(Collected data entries)
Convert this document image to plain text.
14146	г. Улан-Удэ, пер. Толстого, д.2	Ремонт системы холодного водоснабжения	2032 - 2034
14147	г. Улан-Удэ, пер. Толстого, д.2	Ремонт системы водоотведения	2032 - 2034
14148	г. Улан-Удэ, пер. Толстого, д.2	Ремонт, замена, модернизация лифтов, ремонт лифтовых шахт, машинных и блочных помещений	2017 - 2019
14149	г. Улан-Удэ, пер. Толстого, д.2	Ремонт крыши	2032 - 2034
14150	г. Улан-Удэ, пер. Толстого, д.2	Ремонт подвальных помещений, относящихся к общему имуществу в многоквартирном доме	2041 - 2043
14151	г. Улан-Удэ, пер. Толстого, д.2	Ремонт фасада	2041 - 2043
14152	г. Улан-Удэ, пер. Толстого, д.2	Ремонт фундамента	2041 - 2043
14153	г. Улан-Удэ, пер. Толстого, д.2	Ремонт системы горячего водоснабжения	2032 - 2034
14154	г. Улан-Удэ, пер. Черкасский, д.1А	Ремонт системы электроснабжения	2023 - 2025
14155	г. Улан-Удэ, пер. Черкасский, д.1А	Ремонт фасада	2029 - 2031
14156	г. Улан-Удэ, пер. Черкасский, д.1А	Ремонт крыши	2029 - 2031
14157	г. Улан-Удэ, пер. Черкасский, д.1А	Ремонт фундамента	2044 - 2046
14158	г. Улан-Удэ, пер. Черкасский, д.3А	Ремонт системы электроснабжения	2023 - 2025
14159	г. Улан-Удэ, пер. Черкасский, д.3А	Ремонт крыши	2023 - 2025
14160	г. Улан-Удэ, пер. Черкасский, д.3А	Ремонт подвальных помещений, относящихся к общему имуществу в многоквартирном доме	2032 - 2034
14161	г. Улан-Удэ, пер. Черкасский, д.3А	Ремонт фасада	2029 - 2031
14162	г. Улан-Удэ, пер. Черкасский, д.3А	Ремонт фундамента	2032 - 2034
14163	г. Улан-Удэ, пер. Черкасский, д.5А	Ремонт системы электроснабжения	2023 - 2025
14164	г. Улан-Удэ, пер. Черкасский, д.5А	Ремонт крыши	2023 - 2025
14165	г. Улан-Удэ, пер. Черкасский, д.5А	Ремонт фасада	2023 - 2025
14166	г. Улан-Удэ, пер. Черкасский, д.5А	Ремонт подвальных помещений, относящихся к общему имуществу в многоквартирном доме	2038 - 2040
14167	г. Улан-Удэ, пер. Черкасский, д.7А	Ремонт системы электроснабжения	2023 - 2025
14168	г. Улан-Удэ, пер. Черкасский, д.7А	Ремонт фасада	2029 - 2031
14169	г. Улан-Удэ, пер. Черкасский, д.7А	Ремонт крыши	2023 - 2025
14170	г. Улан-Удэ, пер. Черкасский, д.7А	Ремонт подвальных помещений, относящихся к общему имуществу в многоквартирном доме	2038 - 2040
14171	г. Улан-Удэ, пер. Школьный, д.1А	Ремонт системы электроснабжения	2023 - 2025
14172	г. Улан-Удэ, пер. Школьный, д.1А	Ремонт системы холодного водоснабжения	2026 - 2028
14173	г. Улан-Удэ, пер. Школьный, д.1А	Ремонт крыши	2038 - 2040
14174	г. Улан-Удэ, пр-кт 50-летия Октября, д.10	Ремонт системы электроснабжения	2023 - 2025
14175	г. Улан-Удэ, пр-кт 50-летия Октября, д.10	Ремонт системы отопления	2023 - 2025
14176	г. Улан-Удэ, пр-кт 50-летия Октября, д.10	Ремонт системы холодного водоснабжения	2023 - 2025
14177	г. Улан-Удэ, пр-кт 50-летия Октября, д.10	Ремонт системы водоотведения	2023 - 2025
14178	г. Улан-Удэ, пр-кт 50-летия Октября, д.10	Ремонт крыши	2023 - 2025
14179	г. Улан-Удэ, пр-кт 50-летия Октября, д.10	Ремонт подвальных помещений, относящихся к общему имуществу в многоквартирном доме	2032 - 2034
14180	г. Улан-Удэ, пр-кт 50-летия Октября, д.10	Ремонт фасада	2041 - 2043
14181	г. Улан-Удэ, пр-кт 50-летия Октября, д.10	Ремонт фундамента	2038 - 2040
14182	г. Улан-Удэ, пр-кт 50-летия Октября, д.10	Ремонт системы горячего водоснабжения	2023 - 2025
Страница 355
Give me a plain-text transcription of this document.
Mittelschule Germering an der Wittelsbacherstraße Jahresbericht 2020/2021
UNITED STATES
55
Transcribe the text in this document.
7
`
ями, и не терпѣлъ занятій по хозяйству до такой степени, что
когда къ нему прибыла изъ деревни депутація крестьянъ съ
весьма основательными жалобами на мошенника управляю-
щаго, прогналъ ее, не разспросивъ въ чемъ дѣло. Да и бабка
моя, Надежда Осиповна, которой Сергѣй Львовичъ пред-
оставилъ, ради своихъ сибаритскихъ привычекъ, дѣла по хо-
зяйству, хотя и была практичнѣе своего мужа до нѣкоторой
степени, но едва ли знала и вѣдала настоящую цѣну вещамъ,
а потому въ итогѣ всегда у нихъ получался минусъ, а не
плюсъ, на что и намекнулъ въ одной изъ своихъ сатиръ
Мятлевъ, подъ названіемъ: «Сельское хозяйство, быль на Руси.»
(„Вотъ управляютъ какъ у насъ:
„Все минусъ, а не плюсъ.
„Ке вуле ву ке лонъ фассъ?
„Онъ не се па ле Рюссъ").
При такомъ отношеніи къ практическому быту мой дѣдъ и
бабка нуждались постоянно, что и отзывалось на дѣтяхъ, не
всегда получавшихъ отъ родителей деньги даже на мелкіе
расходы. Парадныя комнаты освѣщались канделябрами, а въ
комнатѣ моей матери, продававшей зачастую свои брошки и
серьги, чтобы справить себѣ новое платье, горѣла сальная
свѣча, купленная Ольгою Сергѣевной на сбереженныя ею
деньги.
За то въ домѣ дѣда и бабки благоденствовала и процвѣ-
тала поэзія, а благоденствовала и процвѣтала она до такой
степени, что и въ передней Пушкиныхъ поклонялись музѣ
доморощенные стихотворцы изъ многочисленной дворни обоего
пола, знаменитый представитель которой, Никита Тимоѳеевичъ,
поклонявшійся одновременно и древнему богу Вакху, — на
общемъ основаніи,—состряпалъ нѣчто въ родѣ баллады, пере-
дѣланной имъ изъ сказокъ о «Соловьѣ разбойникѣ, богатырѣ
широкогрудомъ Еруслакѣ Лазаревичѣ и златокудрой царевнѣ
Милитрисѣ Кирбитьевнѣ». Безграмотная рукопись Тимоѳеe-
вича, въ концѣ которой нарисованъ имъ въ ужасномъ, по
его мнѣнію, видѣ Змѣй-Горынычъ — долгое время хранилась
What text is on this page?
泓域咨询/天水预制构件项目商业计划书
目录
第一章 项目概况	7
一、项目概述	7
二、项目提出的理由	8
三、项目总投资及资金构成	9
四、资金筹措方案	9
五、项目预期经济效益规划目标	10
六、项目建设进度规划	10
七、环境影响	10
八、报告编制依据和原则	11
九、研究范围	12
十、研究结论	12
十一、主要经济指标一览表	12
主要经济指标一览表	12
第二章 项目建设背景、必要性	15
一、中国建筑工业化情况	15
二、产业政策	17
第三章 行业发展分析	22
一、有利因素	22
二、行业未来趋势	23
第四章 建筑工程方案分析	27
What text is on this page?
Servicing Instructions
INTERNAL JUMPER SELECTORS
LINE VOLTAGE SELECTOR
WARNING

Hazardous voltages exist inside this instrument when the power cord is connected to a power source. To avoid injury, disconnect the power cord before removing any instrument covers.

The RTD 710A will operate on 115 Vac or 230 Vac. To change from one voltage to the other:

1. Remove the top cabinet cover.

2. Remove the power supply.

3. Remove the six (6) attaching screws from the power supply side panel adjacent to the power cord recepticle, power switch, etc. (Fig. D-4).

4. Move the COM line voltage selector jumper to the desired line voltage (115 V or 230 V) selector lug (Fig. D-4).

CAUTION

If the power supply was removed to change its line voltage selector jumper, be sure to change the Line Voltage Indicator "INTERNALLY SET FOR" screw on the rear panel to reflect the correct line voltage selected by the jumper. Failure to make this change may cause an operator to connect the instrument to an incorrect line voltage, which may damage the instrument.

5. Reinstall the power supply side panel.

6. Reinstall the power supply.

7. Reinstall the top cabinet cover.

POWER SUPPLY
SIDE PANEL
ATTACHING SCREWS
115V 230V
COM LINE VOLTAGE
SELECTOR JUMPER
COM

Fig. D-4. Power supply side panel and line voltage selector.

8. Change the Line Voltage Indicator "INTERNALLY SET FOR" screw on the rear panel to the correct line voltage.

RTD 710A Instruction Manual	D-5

**OBJECTIVE**
Using the material above, gather every line that includes "Reinstall".

**SOLUTION TO THIS TASK**
5. Reinstall the power supply side panel.
6. Reinstall the power supply.
7. Reinstall the top cabinet cover.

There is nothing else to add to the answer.